[Figure data in JSON]
►
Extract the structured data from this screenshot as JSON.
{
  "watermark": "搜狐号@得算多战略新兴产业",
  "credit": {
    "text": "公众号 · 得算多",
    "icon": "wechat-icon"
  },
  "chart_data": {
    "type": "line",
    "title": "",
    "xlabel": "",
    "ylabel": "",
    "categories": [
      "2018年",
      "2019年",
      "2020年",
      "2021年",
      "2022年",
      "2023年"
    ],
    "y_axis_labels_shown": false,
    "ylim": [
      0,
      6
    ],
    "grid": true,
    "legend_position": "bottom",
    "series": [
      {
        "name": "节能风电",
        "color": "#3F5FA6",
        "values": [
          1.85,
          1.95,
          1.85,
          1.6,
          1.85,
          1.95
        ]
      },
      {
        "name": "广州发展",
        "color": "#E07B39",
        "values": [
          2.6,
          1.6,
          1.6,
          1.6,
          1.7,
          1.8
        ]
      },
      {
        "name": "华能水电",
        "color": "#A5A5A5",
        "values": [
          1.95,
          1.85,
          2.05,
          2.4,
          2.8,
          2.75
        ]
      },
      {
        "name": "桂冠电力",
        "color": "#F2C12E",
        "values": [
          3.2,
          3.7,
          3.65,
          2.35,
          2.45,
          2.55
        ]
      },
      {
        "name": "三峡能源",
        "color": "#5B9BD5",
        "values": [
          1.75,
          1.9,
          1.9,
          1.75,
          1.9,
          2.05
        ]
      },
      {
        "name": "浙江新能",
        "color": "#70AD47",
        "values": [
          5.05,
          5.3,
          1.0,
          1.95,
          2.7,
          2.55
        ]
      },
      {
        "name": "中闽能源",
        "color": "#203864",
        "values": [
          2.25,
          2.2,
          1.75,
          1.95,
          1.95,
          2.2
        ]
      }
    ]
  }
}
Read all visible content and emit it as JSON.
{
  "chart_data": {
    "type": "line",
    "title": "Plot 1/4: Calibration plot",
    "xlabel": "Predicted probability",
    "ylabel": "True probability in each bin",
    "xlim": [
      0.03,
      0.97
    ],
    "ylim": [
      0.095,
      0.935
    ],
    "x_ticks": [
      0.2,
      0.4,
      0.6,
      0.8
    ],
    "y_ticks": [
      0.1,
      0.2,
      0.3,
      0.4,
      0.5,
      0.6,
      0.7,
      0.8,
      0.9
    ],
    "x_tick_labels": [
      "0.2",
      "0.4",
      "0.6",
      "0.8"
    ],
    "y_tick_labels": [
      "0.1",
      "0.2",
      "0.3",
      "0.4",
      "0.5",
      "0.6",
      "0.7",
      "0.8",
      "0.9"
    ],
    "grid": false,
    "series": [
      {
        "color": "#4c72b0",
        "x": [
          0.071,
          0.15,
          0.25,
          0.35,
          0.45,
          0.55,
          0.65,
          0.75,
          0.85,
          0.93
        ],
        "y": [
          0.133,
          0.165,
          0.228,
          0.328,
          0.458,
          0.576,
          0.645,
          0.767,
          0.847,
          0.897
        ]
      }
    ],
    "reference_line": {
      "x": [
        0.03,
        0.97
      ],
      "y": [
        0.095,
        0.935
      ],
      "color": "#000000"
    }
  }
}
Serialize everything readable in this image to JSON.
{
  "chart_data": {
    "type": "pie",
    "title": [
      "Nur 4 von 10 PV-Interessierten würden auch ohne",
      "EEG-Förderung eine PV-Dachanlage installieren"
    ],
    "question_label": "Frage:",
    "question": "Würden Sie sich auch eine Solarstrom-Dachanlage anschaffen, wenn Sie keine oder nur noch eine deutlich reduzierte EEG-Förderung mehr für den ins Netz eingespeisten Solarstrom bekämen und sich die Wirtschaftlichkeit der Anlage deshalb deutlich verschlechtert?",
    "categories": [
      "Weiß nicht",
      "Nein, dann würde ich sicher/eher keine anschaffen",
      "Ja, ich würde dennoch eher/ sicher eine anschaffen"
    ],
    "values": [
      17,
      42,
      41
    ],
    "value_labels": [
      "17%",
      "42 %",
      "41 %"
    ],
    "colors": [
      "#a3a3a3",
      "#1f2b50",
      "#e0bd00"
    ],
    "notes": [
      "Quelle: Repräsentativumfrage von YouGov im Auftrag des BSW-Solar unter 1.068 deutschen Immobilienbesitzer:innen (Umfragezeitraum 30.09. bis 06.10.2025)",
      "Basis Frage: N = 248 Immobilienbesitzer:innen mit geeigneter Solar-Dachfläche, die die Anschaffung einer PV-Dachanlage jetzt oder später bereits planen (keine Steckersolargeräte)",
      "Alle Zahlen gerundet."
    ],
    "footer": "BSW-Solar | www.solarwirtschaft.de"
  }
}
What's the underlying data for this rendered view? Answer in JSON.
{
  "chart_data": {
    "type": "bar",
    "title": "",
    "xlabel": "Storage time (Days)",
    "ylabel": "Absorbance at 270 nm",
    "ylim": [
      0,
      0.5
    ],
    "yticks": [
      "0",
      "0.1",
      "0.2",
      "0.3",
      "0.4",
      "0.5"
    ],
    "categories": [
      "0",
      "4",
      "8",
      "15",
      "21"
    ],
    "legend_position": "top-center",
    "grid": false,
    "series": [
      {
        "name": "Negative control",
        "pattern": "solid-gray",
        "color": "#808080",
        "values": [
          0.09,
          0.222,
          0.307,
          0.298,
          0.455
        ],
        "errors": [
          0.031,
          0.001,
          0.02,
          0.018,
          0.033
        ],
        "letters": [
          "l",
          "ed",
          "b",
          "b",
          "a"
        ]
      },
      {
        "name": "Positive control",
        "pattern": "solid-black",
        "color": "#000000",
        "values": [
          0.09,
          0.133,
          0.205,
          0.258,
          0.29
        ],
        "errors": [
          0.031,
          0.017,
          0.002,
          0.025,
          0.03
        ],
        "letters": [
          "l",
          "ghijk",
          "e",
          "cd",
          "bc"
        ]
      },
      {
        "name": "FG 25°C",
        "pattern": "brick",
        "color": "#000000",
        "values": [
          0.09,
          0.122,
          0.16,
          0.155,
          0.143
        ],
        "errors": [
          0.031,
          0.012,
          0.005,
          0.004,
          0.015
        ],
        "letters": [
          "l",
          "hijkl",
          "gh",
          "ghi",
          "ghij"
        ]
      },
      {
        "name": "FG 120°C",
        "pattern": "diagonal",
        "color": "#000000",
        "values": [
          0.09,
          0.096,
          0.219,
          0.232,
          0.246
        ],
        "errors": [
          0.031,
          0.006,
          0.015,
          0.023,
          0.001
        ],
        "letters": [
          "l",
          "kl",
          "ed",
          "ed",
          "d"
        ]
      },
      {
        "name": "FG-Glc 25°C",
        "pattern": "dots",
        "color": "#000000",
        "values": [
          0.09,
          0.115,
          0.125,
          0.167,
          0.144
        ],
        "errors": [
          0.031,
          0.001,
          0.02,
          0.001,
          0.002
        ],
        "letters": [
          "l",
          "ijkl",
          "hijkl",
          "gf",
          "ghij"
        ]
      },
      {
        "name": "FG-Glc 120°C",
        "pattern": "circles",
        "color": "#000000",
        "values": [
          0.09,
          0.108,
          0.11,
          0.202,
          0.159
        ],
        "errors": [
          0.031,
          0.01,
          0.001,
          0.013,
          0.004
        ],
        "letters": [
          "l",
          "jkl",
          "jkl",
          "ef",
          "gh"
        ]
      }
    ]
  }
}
◄
* [DO THIS] Go through the entries and repeat each one exactly.

* [EXPECTED ANSWER]
Extract the structured data from this screenshot as JSON.
{
  "watermark": "搜狐号@得算多战略新兴产业",
  "credit": {
    "text": "公众号 · 得算多",
    "icon": "wechat-icon"
  },
  "chart_data": {
    "type": "line",
    "title": "",
    "xlabel": "",
    "ylabel": "",
    "categories": [
      "2018年",
      "2019年",
      "2020年",
      "2021年",
      "2022年",
      "2023年"
    ],
    "y_axis_labels_shown": false,
    "ylim": [
      0,
      6
    ],
    "grid": true,
    "legend_position": "bottom",
    "series": [
      {
        "name": "节能风电",
        "color": "#3F5FA6",
        "values": [
          1.85,
          1.95,
          1.85,
          1.6,
          1.85,
          1.95
        ]
      },
      {
        "name": "广州发展",
        "color": "#E07B39",
        "values": [
          2.6,
          1.6,
          1.6,
          1.6,
          1.7,
          1.8
        ]
      },
      {
        "name": "华能水电",
        "color": "#A5A5A5",
        "values": [
          1.95,
          1.85,
          2.05,
          2.4,
          2.8,
          2.75
        ]
      },
      {
        "name": "桂冠电力",
        "color": "#F2C12E",
        "values": [
          3.2,
          3.7,
          3.65,
          2.35,
          2.45,
          2.55
        ]
      },
      {
        "name": "三峡能源",
        "color": "#5B9BD5",
        "values": [
          1.75,
          1.9,
          1.9,
          1.75,
          1.9,
          2.05
        ]
      },
      {
        "name": "浙江新能",
        "color": "#70AD47",
        "values": [
          5.05,
          5.3,
          1.0,
          1.95,
          2.7,
          2.55
        ]
      },
      {
        "name": "中闽能源",
        "color": "#203864",
        "values": [
          2.25,
          2.2,
          1.75,
          1.95,
          1.95,
          2.2
        ]
      }
    ]
  }
}
Read all visible content and emit it as JSON.
{
  "chart_data": {
    "type": "line",
    "title": "Plot 1/4: Calibration plot",
    "xlabel": "Predicted probability",
    "ylabel": "True probability in each bin",
    "xlim": [
      0.03,
      0.97
    ],
    "ylim": [
      0.095,
      0.935
    ],
    "x_ticks": [
      0.2,
      0.4,
      0.6,
      0.8
    ],
    "y_ticks": [
      0.1,
      0.2,
      0.3,
      0.4,
      0.5,
      0.6,
      0.7,
      0.8,
      0.9
    ],
    "x_tick_labels": [
      "0.2",
      "0.4",
      "0.6",
      "0.8"
    ],
    "y_tick_labels": [
      "0.1",
      "0.2",
      "0.3",
      "0.4",
      "0.5",
      "0.6",
      "0.7",
      "0.8",
      "0.9"
    ],
    "grid": false,
    "series": [
      {
        "color": "#4c72b0",
        "x": [
          0.071,
          0.15,
          0.25,
          0.35,
          0.45,
          0.55,
          0.65,
          0.75,
          0.85,
          0.93
        ],
        "y": [
          0.133,
          0.165,
          0.228,
          0.328,
          0.458,
          0.576,
          0.645,
          0.767,
          0.847,
          0.897
        ]
      }
    ],
    "reference_line": {
      "x": [
        0.03,
        0.97
      ],
      "y": [
        0.095,
        0.935
      ],
      "color": "#000000"
    }
  }
}
Serialize everything readable in this image to JSON.
{
  "chart_data": {
    "type": "pie",
    "title": [
      "Nur 4 von 10 PV-Interessierten würden auch ohne",
      "EEG-Förderung eine PV-Dachanlage installieren"
    ],
    "question_label": "Frage:",
    "question": "Würden Sie sich auch eine Solarstrom-Dachanlage anschaffen, wenn Sie keine oder nur noch eine deutlich reduzierte EEG-Förderung mehr für den ins Netz eingespeisten Solarstrom bekämen und sich die Wirtschaftlichkeit der Anlage deshalb deutlich verschlechtert?",
    "categories": [
      "Weiß nicht",
      "Nein, dann würde ich sicher/eher keine anschaffen",
      "Ja, ich würde dennoch eher/ sicher eine anschaffen"
    ],
    "values": [
      17,
      42,
      41
    ],
    "value_labels": [
      "17%",
      "42 %",
      "41 %"
    ],
    "colors": [
      "#a3a3a3",
      "#1f2b50",
      "#e0bd00"
    ],
    "notes": [
      "Quelle: Repräsentativumfrage von YouGov im Auftrag des BSW-Solar unter 1.068 deutschen Immobilienbesitzer:innen (Umfragezeitraum 30.09. bis 06.10.2025)",
      "Basis Frage: N = 248 Immobilienbesitzer:innen mit geeigneter Solar-Dachfläche, die die Anschaffung einer PV-Dachanlage jetzt oder später bereits planen (keine Steckersolargeräte)",
      "Alle Zahlen gerundet."
    ],
    "footer": "BSW-Solar | www.solarwirtschaft.de"
  }
}
What's the underlying data for this rendered view? Answer in JSON.
{
  "chart_data": {
    "type": "bar",
    "title": "",
    "xlabel": "Storage time (Days)",
    "ylabel": "Absorbance at 270 nm",
    "ylim": [
      0,
      0.5
    ],
    "yticks": [
      "0",
      "0.1",
      "0.2",
      "0.3",
      "0.4",
      "0.5"
    ],
    "categories": [
      "0",
      "4",
      "8",
      "15",
      "21"
    ],
    "legend_position": "top-center",
    "grid": false,
    "series": [
      {
        "name": "Negative control",
        "pattern": "solid-gray",
        "color": "#808080",
        "values": [
          0.09,
          0.222,
          0.307,
          0.298,
          0.455
        ],
        "errors": [
          0.031,
          0.001,
          0.02,
          0.018,
          0.033
        ],
        "letters": [
          "l",
          "ed",
          "b",
          "b",
          "a"
        ]
      },
      {
        "name": "Positive control",
        "pattern": "solid-black",
        "color": "#000000",
        "values": [
          0.09,
          0.133,
          0.205,
          0.258,
          0.29
        ],
        "errors": [
          0.031,
          0.017,
          0.002,
          0.025,
          0.03
        ],
        "letters": [
          "l",
          "ghijk",
          "e",
          "cd",
          "bc"
        ]
      },
      {
        "name": "FG 25°C",
        "pattern": "brick",
        "color": "#000000",
        "values": [
          0.09,
          0.122,
          0.16,
          0.155,
          0.143
        ],
        "errors": [
          0.031,
          0.012,
          0.005,
          0.004,
          0.015
        ],
        "letters": [
          "l",
          "hijkl",
          "gh",
          "ghi",
          "ghij"
        ]
      },
      {
        "name": "FG 120°C",
        "pattern": "diagonal",
        "color": "#000000",
        "values": [
          0.09,
          0.096,
          0.219,
          0.232,
          0.246
        ],
        "errors": [
          0.031,
          0.006,
          0.015,
          0.023,
          0.001
        ],
        "letters": [
          "l",
          "kl",
          "ed",
          "ed",
          "d"
        ]
      },
      {
        "name": "FG-Glc 25°C",
        "pattern": "dots",
        "color": "#000000",
        "values": [
          0.09,
          0.115,
          0.125,
          0.167,
          0.144
        ],
        "errors": [
          0.031,
          0.001,
          0.02,
          0.001,
          0.002
        ],
        "letters": [
          "l",
          "ijkl",
          "hijkl",
          "gf",
          "ghij"
        ]
      },
      {
        "name": "FG-Glc 120°C",
        "pattern": "circles",
        "color": "#000000",
        "values": [
          0.09,
          0.108,
          0.11,
          0.202,
          0.159
        ],
        "errors": [
          0.031,
          0.01,
          0.001,
          0.013,
          0.004
        ],
        "letters": [
          "l",
          "jkl",
          "jkl",
          "ef",
          "gh"
        ]
      }
    ]
  }
}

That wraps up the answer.